Given task: Quote verbatim the lines between the one containing "For every button, label, input, icon, or" and the one containing "panel-a-xtick-label: 200 bbox=[521, 1090, 587, 1133]", inclusive.

Spatial annotation entries
____

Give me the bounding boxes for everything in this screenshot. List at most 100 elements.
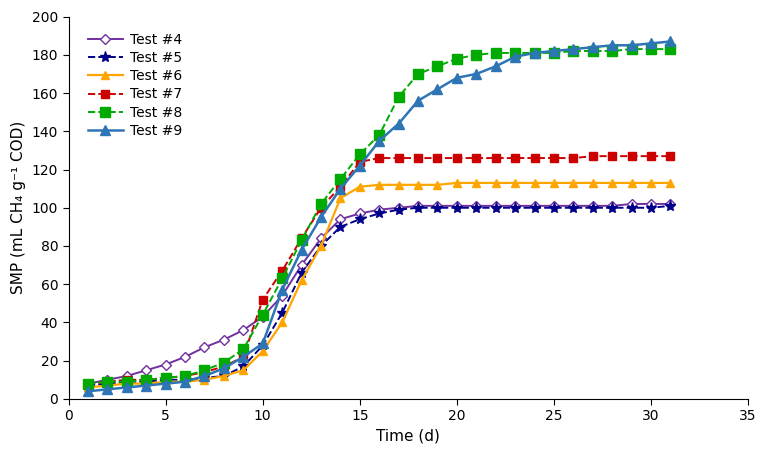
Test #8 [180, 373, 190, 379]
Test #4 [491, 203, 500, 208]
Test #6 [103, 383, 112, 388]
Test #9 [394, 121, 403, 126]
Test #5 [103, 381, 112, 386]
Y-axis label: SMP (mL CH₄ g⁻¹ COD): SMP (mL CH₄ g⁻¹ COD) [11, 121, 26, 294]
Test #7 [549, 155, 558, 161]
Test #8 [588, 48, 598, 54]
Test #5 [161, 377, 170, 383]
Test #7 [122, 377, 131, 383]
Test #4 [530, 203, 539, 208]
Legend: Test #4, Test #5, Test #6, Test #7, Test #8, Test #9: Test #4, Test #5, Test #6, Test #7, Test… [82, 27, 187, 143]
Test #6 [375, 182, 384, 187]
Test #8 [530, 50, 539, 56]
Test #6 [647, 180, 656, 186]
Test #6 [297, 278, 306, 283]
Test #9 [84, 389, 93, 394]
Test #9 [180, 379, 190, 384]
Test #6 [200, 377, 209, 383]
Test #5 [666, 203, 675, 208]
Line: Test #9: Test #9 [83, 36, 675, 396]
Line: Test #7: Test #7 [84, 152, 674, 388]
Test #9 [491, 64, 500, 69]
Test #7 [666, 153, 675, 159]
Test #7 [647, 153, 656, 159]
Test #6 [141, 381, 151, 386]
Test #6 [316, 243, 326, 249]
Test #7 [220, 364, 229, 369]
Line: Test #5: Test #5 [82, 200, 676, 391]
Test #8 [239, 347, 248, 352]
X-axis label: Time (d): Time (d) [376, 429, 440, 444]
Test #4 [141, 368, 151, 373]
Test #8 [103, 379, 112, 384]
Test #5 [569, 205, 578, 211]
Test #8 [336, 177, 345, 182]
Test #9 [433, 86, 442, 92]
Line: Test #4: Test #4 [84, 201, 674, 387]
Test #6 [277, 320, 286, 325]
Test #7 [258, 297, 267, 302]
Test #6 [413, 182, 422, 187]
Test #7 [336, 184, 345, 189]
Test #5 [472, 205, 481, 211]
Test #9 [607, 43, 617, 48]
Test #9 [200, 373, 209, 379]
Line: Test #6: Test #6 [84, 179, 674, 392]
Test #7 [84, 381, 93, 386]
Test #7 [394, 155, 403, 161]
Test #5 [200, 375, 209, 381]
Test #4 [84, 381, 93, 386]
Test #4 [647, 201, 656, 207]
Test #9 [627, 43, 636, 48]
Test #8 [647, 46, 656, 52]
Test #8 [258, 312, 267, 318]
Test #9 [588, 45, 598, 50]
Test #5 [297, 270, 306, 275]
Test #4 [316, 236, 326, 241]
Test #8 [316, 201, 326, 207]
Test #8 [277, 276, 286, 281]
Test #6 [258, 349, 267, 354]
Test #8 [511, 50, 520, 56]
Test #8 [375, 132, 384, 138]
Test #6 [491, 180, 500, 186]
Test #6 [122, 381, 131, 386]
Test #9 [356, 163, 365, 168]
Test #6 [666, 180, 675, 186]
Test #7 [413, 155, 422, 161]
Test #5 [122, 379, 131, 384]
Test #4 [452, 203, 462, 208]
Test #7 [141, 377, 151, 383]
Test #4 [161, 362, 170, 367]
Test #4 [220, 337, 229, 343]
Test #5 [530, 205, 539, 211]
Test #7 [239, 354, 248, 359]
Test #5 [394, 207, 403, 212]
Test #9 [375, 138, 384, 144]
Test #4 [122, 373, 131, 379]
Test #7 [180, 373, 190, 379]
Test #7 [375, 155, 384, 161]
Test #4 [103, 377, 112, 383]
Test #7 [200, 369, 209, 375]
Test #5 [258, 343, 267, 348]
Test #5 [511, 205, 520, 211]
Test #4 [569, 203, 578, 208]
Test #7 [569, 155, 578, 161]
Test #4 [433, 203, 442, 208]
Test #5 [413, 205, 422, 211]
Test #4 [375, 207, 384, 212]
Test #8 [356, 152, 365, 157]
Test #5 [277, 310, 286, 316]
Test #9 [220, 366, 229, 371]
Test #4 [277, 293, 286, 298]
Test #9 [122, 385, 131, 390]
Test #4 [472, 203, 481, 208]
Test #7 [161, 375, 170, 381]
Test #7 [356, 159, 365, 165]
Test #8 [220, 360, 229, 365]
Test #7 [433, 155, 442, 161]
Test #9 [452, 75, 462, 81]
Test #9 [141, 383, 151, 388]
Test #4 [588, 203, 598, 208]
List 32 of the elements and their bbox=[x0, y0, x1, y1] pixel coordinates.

____

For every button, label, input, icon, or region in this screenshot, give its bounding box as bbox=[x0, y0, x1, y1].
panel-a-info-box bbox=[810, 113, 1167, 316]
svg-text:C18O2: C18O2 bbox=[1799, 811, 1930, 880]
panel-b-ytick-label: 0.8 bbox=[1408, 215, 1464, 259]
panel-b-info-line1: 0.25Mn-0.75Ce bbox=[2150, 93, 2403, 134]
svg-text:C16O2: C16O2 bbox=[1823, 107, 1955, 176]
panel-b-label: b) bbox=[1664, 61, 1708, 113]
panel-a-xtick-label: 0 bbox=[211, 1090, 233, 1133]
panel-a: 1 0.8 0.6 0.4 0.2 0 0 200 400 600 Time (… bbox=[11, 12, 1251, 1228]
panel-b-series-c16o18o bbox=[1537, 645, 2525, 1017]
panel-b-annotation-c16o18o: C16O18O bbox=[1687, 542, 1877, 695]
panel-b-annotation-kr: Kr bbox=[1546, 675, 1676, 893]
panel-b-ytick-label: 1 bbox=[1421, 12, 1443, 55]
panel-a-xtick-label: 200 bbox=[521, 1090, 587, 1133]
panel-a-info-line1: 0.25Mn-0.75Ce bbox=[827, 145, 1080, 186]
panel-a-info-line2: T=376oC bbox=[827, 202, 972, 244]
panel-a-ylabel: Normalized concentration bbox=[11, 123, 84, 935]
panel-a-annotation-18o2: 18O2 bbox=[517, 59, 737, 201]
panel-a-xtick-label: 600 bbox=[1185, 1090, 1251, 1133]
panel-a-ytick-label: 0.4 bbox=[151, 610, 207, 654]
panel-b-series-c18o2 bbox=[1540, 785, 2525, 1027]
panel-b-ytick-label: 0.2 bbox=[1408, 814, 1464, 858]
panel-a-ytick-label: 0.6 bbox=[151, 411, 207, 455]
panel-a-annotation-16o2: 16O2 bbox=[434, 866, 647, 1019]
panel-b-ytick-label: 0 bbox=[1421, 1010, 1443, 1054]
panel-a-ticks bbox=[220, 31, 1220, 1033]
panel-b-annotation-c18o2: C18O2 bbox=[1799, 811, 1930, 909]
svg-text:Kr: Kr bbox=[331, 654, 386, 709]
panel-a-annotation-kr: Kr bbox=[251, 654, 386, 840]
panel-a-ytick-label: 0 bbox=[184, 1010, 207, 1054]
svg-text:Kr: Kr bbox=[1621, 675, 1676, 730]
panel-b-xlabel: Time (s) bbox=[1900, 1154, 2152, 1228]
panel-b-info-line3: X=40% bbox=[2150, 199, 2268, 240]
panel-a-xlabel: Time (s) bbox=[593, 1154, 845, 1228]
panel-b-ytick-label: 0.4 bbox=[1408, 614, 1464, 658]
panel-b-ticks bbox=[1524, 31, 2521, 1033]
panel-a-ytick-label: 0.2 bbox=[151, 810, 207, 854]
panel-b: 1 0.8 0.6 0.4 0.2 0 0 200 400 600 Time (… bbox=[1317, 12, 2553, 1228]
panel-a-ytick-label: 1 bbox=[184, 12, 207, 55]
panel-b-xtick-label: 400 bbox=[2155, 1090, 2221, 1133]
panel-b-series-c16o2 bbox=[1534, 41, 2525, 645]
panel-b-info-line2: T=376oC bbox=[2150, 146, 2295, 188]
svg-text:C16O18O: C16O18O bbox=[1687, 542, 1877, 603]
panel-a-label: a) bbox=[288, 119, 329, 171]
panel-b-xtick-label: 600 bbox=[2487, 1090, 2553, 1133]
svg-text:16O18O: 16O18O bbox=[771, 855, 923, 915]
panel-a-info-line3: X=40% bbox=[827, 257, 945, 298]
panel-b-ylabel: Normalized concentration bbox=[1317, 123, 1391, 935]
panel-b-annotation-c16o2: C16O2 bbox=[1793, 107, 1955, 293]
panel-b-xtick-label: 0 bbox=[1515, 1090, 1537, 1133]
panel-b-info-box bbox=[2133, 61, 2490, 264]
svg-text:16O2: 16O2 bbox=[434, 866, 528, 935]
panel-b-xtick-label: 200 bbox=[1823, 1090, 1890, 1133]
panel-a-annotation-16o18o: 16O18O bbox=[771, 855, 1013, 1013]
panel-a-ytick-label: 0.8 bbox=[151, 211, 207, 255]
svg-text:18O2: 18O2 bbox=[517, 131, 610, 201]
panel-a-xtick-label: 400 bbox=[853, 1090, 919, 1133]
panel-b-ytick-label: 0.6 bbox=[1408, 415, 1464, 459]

____

Correct result:
For every button, label, input, icon, or region in this screenshot, give its bounding box as bbox=[x0, y0, x1, y1].
panel-a-info-box bbox=[810, 113, 1167, 316]
svg-text:C18O2: C18O2 bbox=[1799, 811, 1930, 880]
panel-b-ytick-label: 0.8 bbox=[1408, 215, 1464, 259]
panel-b-info-line1: 0.25Mn-0.75Ce bbox=[2150, 93, 2403, 134]
svg-text:C16O2: C16O2 bbox=[1823, 107, 1955, 176]
panel-b-label: b) bbox=[1664, 61, 1708, 113]
panel-a-xtick-label: 0 bbox=[211, 1090, 233, 1133]
panel-a: 1 0.8 0.6 0.4 0.2 0 0 200 400 600 Time (… bbox=[11, 12, 1251, 1228]
panel-b-series-c16o18o bbox=[1537, 645, 2525, 1017]
panel-b-annotation-c16o18o: C16O18O bbox=[1687, 542, 1877, 695]
panel-b-annotation-kr: Kr bbox=[1546, 675, 1676, 893]
panel-b-ytick-label: 1 bbox=[1421, 12, 1443, 55]
panel-a-xtick-label: 200 bbox=[521, 1090, 587, 1133]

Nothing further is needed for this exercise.